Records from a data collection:
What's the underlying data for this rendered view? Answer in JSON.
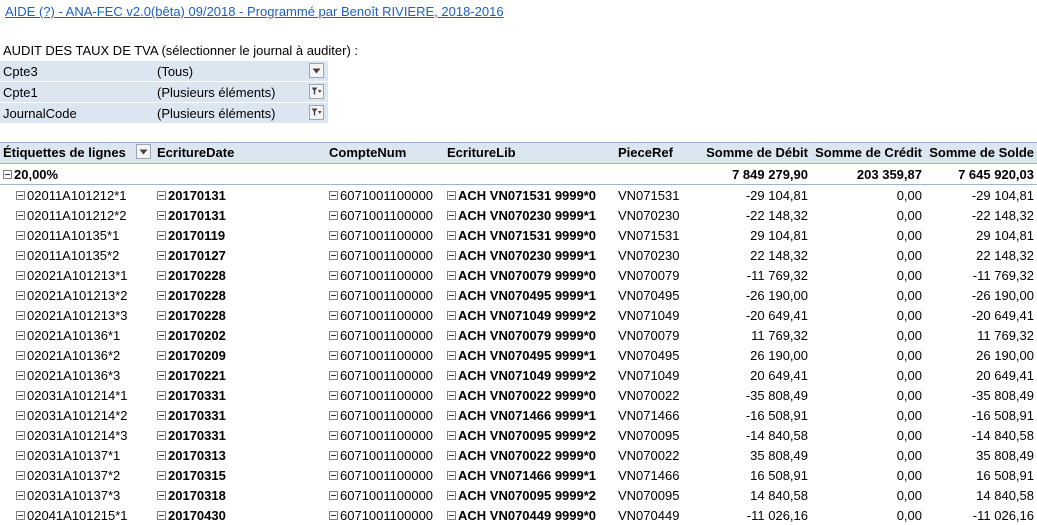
{
  "header_link": "AIDE (?) - ANA-FEC v2.0(bêta) 09/2018 - Programmé par Benoît RIVIERE, 2018-2016",
  "audit_title": "AUDIT DES TAUX DE TVA (sélectionner le journal à auditer) :",
  "filters": [
    {
      "label": "Cpte3",
      "value": "(Tous)",
      "icon": "dropdown-arrow-icon"
    },
    {
      "label": "Cpte1",
      "value": "(Plusieurs éléments)",
      "icon": "filter-funnel-icon"
    },
    {
      "label": "JournalCode",
      "value": "(Plusieurs éléments)",
      "icon": "filter-funnel-icon"
    }
  ],
  "columns": {
    "etiquettes": "Étiquettes de lignes",
    "date": "EcritureDate",
    "compte": "CompteNum",
    "lib": "EcritureLib",
    "piece": "PieceRef",
    "debit": "Somme de Débit",
    "credit": "Somme de Crédit",
    "solde": "Somme de Solde"
  },
  "group": {
    "label": "20,00%",
    "debit": "7 849 279,90",
    "credit": "203 359,87",
    "solde": "7 645 920,03"
  },
  "rows": [
    {
      "etq": "02011A101212*1",
      "date": "20170131",
      "compte": "6071001100000",
      "lib": "ACH VN071531 9999*0",
      "piece": "VN071531",
      "debit": "-29 104,81",
      "credit": "0,00",
      "solde": "-29 104,81"
    },
    {
      "etq": "02011A101212*2",
      "date": "20170131",
      "compte": "6071001100000",
      "lib": "ACH VN070230 9999*1",
      "piece": "VN070230",
      "debit": "-22 148,32",
      "credit": "0,00",
      "solde": "-22 148,32"
    },
    {
      "etq": "02011A10135*1",
      "date": "20170119",
      "compte": "6071001100000",
      "lib": "ACH VN071531 9999*0",
      "piece": "VN071531",
      "debit": "29 104,81",
      "credit": "0,00",
      "solde": "29 104,81"
    },
    {
      "etq": "02011A10135*2",
      "date": "20170127",
      "compte": "6071001100000",
      "lib": "ACH VN070230 9999*1",
      "piece": "VN070230",
      "debit": "22 148,32",
      "credit": "0,00",
      "solde": "22 148,32"
    },
    {
      "etq": "02021A101213*1",
      "date": "20170228",
      "compte": "6071001100000",
      "lib": "ACH VN070079 9999*0",
      "piece": "VN070079",
      "debit": "-11 769,32",
      "credit": "0,00",
      "solde": "-11 769,32"
    },
    {
      "etq": "02021A101213*2",
      "date": "20170228",
      "compte": "6071001100000",
      "lib": "ACH VN070495 9999*1",
      "piece": "VN070495",
      "debit": "-26 190,00",
      "credit": "0,00",
      "solde": "-26 190,00"
    },
    {
      "etq": "02021A101213*3",
      "date": "20170228",
      "compte": "6071001100000",
      "lib": "ACH VN071049 9999*2",
      "piece": "VN071049",
      "debit": "-20 649,41",
      "credit": "0,00",
      "solde": "-20 649,41"
    },
    {
      "etq": "02021A10136*1",
      "date": "20170202",
      "compte": "6071001100000",
      "lib": "ACH VN070079 9999*0",
      "piece": "VN070079",
      "debit": "11 769,32",
      "credit": "0,00",
      "solde": "11 769,32"
    },
    {
      "etq": "02021A10136*2",
      "date": "20170209",
      "compte": "6071001100000",
      "lib": "ACH VN070495 9999*1",
      "piece": "VN070495",
      "debit": "26 190,00",
      "credit": "0,00",
      "solde": "26 190,00"
    },
    {
      "etq": "02021A10136*3",
      "date": "20170221",
      "compte": "6071001100000",
      "lib": "ACH VN071049 9999*2",
      "piece": "VN071049",
      "debit": "20 649,41",
      "credit": "0,00",
      "solde": "20 649,41"
    },
    {
      "etq": "02031A101214*1",
      "date": "20170331",
      "compte": "6071001100000",
      "lib": "ACH VN070022 9999*0",
      "piece": "VN070022",
      "debit": "-35 808,49",
      "credit": "0,00",
      "solde": "-35 808,49"
    },
    {
      "etq": "02031A101214*2",
      "date": "20170331",
      "compte": "6071001100000",
      "lib": "ACH VN071466 9999*1",
      "piece": "VN071466",
      "debit": "-16 508,91",
      "credit": "0,00",
      "solde": "-16 508,91"
    },
    {
      "etq": "02031A101214*3",
      "date": "20170331",
      "compte": "6071001100000",
      "lib": "ACH VN070095 9999*2",
      "piece": "VN070095",
      "debit": "-14 840,58",
      "credit": "0,00",
      "solde": "-14 840,58"
    },
    {
      "etq": "02031A10137*1",
      "date": "20170313",
      "compte": "6071001100000",
      "lib": "ACH VN070022 9999*0",
      "piece": "VN070022",
      "debit": "35 808,49",
      "credit": "0,00",
      "solde": "35 808,49"
    },
    {
      "etq": "02031A10137*2",
      "date": "20170315",
      "compte": "6071001100000",
      "lib": "ACH VN071466 9999*1",
      "piece": "VN071466",
      "debit": "16 508,91",
      "credit": "0,00",
      "solde": "16 508,91"
    },
    {
      "etq": "02031A10137*3",
      "date": "20170318",
      "compte": "6071001100000",
      "lib": "ACH VN070095 9999*2",
      "piece": "VN070095",
      "debit": "14 840,58",
      "credit": "0,00",
      "solde": "14 840,58"
    },
    {
      "etq": "02041A101215*1",
      "date": "20170430",
      "compte": "6071001100000",
      "lib": "ACH VN070449 9999*0",
      "piece": "VN070449",
      "debit": "-11 026,16",
      "credit": "0,00",
      "solde": "-11 026,16"
    }
  ]
}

[Short task] Print the records word for word and exclude any picture they hold.

[Response]
What's the underlying data for this rendered view? Answer in JSON.
{
  "header_link": "AIDE (?) - ANA-FEC v2.0(bêta) 09/2018 - Programmé par Benoît RIVIERE, 2018-2016",
  "audit_title": "AUDIT DES TAUX DE TVA (sélectionner le journal à auditer) :",
  "filters": [
    {
      "label": "Cpte3",
      "value": "(Tous)",
      "icon": "dropdown-arrow-icon"
    },
    {
      "label": "Cpte1",
      "value": "(Plusieurs éléments)",
      "icon": "filter-funnel-icon"
    },
    {
      "label": "JournalCode",
      "value": "(Plusieurs éléments)",
      "icon": "filter-funnel-icon"
    }
  ],
  "columns": {
    "etiquettes": "Étiquettes de lignes",
    "date": "EcritureDate",
    "compte": "CompteNum",
    "lib": "EcritureLib",
    "piece": "PieceRef",
    "debit": "Somme de Débit",
    "credit": "Somme de Crédit",
    "solde": "Somme de Solde"
  },
  "group": {
    "label": "20,00%",
    "debit": "7 849 279,90",
    "credit": "203 359,87",
    "solde": "7 645 920,03"
  },
  "rows": [
    {
      "etq": "02011A101212*1",
      "date": "20170131",
      "compte": "6071001100000",
      "lib": "ACH VN071531 9999*0",
      "piece": "VN071531",
      "debit": "-29 104,81",
      "credit": "0,00",
      "solde": "-29 104,81"
    },
    {
      "etq": "02011A101212*2",
      "date": "20170131",
      "compte": "6071001100000",
      "lib": "ACH VN070230 9999*1",
      "piece": "VN070230",
      "debit": "-22 148,32",
      "credit": "0,00",
      "solde": "-22 148,32"
    },
    {
      "etq": "02011A10135*1",
      "date": "20170119",
      "compte": "6071001100000",
      "lib": "ACH VN071531 9999*0",
      "piece": "VN071531",
      "debit": "29 104,81",
      "credit": "0,00",
      "solde": "29 104,81"
    },
    {
      "etq": "02011A10135*2",
      "date": "20170127",
      "compte": "6071001100000",
      "lib": "ACH VN070230 9999*1",
      "piece": "VN070230",
      "debit": "22 148,32",
      "credit": "0,00",
      "solde": "22 148,32"
    },
    {
      "etq": "02021A101213*1",
      "date": "20170228",
      "compte": "6071001100000",
      "lib": "ACH VN070079 9999*0",
      "piece": "VN070079",
      "debit": "-11 769,32",
      "credit": "0,00",
      "solde": "-11 769,32"
    },
    {
      "etq": "02021A101213*2",
      "date": "20170228",
      "compte": "6071001100000",
      "lib": "ACH VN070495 9999*1",
      "piece": "VN070495",
      "debit": "-26 190,00",
      "credit": "0,00",
      "solde": "-26 190,00"
    },
    {
      "etq": "02021A101213*3",
      "date": "20170228",
      "compte": "6071001100000",
      "lib": "ACH VN071049 9999*2",
      "piece": "VN071049",
      "debit": "-20 649,41",
      "credit": "0,00",
      "solde": "-20 649,41"
    },
    {
      "etq": "02021A10136*1",
      "date": "20170202",
      "compte": "6071001100000",
      "lib": "ACH VN070079 9999*0",
      "piece": "VN070079",
      "debit": "11 769,32",
      "credit": "0,00",
      "solde": "11 769,32"
    },
    {
      "etq": "02021A10136*2",
      "date": "20170209",
      "compte": "6071001100000",
      "lib": "ACH VN070495 9999*1",
      "piece": "VN070495",
      "debit": "26 190,00",
      "credit": "0,00",
      "solde": "26 190,00"
    },
    {
      "etq": "02021A10136*3",
      "date": "20170221",
      "compte": "6071001100000",
      "lib": "ACH VN071049 9999*2",
      "piece": "VN071049",
      "debit": "20 649,41",
      "credit": "0,00",
      "solde": "20 649,41"
    },
    {
      "etq": "02031A101214*1",
      "date": "20170331",
      "compte": "6071001100000",
      "lib": "ACH VN070022 9999*0",
      "piece": "VN070022",
      "debit": "-35 808,49",
      "credit": "0,00",
      "solde": "-35 808,49"
    },
    {
      "etq": "02031A101214*2",
      "date": "20170331",
      "compte": "6071001100000",
      "lib": "ACH VN071466 9999*1",
      "piece": "VN071466",
      "debit": "-16 508,91",
      "credit": "0,00",
      "solde": "-16 508,91"
    },
    {
      "etq": "02031A101214*3",
      "date": "20170331",
      "compte": "6071001100000",
      "lib": "ACH VN070095 9999*2",
      "piece": "VN070095",
      "debit": "-14 840,58",
      "credit": "0,00",
      "solde": "-14 840,58"
    },
    {
      "etq": "02031A10137*1",
      "date": "20170313",
      "compte": "6071001100000",
      "lib": "ACH VN070022 9999*0",
      "piece": "VN070022",
      "debit": "35 808,49",
      "credit": "0,00",
      "solde": "35 808,49"
    },
    {
      "etq": "02031A10137*2",
      "date": "20170315",
      "compte": "6071001100000",
      "lib": "ACH VN071466 9999*1",
      "piece": "VN071466",
      "debit": "16 508,91",
      "credit": "0,00",
      "solde": "16 508,91"
    },
    {
      "etq": "02031A10137*3",
      "date": "20170318",
      "compte": "6071001100000",
      "lib": "ACH VN070095 9999*2",
      "piece": "VN070095",
      "debit": "14 840,58",
      "credit": "0,00",
      "solde": "14 840,58"
    },
    {
      "etq": "02041A101215*1",
      "date": "20170430",
      "compte": "6071001100000",
      "lib": "ACH VN070449 9999*0",
      "piece": "VN070449",
      "debit": "-11 026,16",
      "credit": "0,00",
      "solde": "-11 026,16"
    }
  ]
}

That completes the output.